TEXT SEGMENT:
#####

Ofcourse we are talking about io*mb() in that case which could be more than
dsb() if needed but its actually a dsb() for A15 class of devices.

May be I was not clear, but if we are saying that only ordering needs to
be guaranteed and not completion then we have all the expected behaviour.
And converting existing non-coherent dma_ops barriers to dmb() is
right. My concern is completion is important for external master
cases. So whats the expectation in those cases from
producer and consumer

DMA_FROM_DEVICE case ... DMA-> producer, CPU->consumer
1. DMA updates the main memory with correct descriptors and buffers.
2. CPU perfroms the dma_ops() to take over the buffer ownership. In coherent
DMA case this is NOP.
** At this point of time DMA has guaranteed the ordering as well completion.
3. CPU operates on the buffer/descriptor which is correct.

#####

PROBLEM REQUIREMENTS: Transcribe the passage of the DMA barrier discussion that begins with "Ofcourse we are" and continues through "the expected behaviour.".

Collected data:
#####

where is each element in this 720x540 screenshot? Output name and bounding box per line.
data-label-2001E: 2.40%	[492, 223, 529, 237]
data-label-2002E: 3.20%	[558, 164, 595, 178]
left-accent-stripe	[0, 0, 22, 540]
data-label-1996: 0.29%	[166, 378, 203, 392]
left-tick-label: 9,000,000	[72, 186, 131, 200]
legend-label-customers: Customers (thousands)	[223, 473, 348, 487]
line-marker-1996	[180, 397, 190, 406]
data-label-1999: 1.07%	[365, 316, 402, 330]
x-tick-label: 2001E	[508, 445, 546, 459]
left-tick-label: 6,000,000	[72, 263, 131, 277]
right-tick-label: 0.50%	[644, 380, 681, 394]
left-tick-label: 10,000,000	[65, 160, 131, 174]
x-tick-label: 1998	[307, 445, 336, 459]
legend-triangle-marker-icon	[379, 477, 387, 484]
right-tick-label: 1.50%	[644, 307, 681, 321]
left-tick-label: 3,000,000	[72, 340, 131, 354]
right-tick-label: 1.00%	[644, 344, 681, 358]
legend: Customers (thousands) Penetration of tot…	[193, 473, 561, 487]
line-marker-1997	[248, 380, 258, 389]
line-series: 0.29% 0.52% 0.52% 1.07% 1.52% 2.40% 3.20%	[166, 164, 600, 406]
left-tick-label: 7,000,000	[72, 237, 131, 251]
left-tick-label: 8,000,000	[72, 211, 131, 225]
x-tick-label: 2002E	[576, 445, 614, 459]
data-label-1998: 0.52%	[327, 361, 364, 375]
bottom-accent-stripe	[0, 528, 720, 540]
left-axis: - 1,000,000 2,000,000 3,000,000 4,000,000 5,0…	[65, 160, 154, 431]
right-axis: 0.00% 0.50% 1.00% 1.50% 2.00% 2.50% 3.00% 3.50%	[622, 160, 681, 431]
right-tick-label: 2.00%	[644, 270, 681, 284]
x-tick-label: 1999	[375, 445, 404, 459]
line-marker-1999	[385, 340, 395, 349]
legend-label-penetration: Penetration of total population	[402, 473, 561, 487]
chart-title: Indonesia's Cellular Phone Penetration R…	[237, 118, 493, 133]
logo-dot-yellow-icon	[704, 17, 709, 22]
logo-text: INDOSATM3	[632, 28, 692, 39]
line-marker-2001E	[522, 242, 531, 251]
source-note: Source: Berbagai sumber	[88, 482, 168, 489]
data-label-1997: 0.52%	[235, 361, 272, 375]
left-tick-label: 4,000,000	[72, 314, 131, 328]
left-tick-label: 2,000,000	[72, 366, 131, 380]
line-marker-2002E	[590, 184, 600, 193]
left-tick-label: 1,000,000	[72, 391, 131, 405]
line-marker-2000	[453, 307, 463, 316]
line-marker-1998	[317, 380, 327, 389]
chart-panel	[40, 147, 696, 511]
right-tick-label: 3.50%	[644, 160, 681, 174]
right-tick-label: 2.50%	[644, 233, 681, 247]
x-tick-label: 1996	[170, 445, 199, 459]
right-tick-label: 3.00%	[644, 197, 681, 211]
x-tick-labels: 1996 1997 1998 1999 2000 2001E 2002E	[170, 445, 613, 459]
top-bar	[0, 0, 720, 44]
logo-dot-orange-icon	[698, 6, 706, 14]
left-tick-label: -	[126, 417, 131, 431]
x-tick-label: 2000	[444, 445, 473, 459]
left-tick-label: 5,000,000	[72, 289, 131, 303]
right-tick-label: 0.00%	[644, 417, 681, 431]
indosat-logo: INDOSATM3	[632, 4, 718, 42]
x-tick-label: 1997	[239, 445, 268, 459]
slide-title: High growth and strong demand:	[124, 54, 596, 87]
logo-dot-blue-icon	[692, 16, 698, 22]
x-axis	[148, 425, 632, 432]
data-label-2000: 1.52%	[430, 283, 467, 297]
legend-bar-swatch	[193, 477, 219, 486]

#####

REPLY:
Ofcourse we are talking about io*mb() in that case which could be more than
dsb() if needed but its actually a dsb() for A15 class of devices.

May be I was not clear, but if we are saying that only ordering needs to
be guaranteed and not completion then we have all the expected behaviour.